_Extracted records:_
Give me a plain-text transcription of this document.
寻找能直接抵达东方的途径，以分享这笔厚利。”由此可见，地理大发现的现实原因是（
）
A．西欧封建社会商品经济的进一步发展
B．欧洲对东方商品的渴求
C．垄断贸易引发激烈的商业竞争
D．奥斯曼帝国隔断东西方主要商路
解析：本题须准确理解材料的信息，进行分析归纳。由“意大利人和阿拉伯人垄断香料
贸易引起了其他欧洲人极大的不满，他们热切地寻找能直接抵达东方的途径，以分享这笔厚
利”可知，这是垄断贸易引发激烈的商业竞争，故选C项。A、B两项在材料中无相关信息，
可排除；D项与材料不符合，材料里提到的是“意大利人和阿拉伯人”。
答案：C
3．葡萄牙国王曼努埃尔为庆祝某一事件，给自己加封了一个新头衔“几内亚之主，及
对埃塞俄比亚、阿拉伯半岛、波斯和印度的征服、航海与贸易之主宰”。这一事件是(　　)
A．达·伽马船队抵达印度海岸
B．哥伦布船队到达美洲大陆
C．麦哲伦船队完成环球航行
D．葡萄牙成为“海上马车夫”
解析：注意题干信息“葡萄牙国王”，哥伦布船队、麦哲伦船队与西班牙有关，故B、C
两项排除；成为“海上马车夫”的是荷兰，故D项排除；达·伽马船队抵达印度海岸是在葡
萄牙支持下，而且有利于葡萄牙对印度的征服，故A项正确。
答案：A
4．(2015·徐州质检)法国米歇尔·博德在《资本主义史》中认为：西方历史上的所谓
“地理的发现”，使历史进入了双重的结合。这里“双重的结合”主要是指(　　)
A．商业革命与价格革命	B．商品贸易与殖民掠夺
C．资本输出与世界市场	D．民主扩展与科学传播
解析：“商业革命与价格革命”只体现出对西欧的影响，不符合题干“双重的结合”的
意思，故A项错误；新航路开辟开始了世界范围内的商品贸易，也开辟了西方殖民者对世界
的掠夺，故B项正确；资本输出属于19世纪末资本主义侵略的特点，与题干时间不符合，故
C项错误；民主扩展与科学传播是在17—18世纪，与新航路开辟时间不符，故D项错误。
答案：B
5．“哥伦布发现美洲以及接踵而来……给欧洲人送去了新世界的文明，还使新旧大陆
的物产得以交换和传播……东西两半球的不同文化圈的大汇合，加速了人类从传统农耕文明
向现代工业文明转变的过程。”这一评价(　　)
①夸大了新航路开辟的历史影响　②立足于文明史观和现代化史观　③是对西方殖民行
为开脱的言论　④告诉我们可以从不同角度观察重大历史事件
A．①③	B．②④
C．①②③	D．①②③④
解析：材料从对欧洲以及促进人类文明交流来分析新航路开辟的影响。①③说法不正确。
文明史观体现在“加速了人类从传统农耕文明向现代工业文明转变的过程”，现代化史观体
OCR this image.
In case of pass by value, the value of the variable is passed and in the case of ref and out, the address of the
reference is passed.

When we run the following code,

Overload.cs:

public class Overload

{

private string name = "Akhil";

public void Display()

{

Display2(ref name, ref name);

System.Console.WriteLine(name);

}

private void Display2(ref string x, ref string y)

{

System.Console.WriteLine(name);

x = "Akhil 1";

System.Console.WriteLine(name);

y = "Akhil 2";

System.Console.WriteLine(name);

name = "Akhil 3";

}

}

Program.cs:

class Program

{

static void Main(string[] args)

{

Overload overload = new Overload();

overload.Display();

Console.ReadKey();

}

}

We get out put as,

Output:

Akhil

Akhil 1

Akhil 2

_AIM:_
Copy every line of the data that holds the string "this".

_WRITTEN RESPONSE:_
Give me a plain-text transcription of this document.
OCR this image.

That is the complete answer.